*REQUIREMENTS*
In the records below, count every line containing "mostrado". Reply with the number only.

*SUPPLIED DATA*
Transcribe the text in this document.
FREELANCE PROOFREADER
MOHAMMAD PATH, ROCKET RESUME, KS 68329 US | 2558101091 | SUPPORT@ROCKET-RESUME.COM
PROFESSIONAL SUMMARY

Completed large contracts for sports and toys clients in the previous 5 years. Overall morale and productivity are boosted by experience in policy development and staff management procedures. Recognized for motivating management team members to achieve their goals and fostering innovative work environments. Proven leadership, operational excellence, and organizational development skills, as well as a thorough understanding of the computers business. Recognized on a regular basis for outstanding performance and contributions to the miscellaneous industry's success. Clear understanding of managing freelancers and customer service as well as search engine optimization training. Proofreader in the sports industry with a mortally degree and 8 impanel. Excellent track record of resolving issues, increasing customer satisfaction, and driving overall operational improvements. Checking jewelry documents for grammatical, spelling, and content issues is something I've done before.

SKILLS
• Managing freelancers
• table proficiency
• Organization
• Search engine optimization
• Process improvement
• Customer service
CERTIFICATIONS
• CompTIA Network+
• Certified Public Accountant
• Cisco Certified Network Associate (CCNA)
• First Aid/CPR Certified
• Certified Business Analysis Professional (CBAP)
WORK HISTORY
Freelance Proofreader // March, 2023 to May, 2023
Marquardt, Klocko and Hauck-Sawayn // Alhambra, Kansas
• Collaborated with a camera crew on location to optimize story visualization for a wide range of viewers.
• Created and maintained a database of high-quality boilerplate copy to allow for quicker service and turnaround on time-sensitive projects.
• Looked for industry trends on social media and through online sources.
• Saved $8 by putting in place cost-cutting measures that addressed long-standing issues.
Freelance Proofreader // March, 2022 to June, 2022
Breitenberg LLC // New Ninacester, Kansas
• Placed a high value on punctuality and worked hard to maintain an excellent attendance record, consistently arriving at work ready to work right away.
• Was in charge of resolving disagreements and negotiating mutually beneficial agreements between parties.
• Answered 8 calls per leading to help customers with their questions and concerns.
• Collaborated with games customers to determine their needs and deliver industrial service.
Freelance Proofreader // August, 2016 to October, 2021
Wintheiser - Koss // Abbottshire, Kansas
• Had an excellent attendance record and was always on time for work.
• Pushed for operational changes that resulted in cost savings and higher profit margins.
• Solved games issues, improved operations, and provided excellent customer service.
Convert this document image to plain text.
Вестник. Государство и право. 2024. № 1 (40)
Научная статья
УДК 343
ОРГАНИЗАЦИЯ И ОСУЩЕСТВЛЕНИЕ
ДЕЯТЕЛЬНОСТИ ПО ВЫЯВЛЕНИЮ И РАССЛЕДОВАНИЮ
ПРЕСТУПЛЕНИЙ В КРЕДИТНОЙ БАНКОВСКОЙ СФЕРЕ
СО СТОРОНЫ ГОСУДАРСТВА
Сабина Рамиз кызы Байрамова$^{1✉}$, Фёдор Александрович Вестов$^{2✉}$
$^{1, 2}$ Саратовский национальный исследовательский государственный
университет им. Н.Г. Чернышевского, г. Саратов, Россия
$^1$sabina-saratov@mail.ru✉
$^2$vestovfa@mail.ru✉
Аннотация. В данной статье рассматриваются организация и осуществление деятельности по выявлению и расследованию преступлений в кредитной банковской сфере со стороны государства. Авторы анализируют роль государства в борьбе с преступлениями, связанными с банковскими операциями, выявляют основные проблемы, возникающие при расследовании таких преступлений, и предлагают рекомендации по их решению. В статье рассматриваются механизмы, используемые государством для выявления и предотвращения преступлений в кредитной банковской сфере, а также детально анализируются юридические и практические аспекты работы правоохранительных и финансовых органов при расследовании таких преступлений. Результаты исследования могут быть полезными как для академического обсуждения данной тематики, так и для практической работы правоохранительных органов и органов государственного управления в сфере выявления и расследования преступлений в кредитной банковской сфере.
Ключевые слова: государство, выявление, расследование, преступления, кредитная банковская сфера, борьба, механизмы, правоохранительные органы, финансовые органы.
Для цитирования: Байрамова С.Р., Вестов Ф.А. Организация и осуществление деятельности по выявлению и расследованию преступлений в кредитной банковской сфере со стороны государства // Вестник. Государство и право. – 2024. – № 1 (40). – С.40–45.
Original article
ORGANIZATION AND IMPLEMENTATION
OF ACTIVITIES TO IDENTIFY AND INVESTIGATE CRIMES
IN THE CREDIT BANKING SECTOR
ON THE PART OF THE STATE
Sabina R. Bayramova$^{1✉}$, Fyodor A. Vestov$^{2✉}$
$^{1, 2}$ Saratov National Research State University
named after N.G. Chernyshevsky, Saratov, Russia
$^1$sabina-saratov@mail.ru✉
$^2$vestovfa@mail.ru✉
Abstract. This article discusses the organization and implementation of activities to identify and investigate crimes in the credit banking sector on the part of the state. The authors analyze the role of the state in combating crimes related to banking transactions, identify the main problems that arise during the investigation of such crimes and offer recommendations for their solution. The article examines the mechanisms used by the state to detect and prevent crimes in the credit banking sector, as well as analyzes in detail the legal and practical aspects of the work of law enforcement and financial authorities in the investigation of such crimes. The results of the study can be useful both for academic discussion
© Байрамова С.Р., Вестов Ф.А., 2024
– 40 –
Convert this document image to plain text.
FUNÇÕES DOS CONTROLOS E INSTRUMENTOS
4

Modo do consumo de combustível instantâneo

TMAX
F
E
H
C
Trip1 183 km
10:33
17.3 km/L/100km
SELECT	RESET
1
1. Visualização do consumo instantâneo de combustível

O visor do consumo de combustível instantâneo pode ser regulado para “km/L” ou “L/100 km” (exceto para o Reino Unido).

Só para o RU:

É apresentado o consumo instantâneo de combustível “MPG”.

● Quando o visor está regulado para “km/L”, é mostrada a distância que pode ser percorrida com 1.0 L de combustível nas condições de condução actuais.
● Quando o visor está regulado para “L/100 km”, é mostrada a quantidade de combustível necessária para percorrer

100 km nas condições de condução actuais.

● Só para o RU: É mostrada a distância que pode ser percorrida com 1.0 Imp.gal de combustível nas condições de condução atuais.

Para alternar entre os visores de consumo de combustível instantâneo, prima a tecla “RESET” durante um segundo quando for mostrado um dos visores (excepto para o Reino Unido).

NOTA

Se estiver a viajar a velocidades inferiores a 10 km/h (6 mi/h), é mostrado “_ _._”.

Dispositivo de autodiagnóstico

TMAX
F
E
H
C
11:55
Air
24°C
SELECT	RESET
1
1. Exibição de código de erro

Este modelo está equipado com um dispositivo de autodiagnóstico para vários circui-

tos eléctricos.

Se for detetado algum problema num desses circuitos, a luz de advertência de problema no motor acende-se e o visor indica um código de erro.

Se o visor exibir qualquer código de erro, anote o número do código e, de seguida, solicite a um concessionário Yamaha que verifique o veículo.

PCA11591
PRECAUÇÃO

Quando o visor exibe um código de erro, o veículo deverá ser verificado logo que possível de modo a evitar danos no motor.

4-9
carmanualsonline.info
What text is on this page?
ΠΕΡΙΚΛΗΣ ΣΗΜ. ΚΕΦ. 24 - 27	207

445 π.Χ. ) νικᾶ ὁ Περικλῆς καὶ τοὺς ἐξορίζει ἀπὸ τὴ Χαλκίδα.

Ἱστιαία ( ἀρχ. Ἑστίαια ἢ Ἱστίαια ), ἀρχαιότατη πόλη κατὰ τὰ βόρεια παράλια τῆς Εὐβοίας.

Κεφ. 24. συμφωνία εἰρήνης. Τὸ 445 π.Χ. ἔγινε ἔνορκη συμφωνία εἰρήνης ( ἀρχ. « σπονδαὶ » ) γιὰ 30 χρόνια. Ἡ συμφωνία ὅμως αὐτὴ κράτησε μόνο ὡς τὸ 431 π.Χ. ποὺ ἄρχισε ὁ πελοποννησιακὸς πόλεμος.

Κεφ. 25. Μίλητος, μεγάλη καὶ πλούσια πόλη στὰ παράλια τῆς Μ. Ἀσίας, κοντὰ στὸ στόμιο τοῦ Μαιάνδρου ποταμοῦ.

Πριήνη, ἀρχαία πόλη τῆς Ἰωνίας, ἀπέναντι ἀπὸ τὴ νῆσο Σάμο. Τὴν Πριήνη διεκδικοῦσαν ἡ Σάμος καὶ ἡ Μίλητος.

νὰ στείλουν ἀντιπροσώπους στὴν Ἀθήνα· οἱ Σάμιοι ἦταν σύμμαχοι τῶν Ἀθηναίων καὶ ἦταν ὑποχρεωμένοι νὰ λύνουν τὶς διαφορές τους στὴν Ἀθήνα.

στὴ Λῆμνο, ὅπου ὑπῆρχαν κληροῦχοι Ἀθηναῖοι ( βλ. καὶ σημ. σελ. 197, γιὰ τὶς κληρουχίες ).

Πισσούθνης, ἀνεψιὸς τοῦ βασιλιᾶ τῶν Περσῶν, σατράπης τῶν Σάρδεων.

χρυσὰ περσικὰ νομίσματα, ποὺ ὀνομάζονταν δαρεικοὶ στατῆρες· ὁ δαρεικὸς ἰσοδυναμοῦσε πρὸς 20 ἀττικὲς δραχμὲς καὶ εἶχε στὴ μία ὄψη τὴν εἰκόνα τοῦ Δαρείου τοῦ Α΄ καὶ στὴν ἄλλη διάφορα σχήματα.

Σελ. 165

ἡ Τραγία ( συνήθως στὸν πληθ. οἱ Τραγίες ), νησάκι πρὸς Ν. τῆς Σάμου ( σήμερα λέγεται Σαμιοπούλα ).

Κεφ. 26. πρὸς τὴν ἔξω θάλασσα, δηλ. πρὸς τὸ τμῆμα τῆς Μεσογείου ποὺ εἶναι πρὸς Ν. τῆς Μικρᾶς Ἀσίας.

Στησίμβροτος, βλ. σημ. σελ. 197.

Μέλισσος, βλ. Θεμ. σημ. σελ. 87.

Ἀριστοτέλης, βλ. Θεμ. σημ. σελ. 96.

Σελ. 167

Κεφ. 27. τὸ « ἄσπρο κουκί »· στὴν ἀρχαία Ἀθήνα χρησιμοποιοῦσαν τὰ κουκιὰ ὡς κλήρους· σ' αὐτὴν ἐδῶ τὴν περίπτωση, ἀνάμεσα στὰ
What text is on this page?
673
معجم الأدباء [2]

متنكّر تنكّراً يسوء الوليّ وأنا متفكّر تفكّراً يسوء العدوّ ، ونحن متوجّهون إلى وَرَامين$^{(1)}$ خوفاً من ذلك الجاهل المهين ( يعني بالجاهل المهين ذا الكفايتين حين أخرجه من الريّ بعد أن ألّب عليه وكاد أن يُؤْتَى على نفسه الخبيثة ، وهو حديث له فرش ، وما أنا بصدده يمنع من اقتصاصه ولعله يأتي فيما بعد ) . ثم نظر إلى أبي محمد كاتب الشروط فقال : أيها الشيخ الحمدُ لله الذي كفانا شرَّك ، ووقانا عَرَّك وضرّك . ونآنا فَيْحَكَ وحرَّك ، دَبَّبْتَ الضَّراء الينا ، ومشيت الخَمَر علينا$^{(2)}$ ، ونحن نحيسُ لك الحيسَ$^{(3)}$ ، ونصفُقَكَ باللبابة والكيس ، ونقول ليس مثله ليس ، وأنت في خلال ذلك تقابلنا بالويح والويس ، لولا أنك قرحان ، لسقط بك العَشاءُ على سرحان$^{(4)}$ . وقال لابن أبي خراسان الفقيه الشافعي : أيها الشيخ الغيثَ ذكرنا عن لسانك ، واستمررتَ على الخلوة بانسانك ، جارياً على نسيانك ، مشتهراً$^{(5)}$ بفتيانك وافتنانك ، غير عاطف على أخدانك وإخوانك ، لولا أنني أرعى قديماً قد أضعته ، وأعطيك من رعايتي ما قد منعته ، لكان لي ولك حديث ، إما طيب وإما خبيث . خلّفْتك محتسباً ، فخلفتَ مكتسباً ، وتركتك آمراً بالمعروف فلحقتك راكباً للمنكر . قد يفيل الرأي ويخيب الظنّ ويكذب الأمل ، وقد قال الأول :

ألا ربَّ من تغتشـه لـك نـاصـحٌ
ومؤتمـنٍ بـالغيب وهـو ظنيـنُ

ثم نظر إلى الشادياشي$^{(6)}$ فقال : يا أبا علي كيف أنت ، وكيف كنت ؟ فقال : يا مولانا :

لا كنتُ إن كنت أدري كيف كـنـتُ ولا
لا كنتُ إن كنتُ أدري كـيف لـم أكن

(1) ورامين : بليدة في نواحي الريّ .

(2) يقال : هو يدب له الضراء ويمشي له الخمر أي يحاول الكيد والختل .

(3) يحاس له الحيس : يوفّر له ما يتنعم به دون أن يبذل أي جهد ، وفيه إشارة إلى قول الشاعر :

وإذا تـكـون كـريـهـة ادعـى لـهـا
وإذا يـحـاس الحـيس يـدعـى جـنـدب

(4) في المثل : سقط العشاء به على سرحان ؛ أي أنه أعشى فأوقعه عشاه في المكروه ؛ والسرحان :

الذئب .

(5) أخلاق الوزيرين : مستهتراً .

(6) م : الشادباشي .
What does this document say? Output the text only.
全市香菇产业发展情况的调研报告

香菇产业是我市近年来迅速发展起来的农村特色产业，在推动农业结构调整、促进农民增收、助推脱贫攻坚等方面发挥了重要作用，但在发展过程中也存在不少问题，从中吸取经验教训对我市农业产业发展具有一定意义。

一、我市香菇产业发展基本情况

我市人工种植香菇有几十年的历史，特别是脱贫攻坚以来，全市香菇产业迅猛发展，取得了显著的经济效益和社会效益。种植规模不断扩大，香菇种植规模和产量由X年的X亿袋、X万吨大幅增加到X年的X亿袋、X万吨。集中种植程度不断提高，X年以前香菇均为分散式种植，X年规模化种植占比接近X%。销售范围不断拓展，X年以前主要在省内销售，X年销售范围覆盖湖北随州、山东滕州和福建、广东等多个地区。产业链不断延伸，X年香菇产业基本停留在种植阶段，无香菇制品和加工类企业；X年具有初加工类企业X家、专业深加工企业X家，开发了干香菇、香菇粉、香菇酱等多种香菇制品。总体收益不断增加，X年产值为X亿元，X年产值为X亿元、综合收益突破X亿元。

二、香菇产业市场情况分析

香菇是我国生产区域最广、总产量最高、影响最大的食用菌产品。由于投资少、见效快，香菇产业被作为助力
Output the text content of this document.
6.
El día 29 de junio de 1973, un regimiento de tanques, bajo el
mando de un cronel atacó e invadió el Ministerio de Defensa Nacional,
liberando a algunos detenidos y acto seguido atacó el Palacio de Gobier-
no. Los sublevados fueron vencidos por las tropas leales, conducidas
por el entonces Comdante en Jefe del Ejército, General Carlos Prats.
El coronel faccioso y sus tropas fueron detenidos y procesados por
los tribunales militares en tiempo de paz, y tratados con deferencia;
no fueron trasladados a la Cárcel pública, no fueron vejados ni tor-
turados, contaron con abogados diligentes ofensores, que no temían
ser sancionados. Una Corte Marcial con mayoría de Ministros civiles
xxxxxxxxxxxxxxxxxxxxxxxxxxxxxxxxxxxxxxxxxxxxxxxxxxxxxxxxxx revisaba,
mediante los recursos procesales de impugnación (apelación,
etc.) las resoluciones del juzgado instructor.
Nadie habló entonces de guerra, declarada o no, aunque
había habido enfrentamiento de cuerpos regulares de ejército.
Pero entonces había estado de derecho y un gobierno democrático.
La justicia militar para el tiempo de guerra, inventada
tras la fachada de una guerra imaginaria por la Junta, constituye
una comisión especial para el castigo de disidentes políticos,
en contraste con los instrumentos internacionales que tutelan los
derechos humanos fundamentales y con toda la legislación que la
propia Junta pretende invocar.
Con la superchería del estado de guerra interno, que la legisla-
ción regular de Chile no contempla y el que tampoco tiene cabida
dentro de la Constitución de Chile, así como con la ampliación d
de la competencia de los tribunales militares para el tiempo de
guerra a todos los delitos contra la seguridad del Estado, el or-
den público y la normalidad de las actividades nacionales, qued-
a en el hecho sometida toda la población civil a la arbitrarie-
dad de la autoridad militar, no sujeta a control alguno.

*WRITTEN ANSWER*
2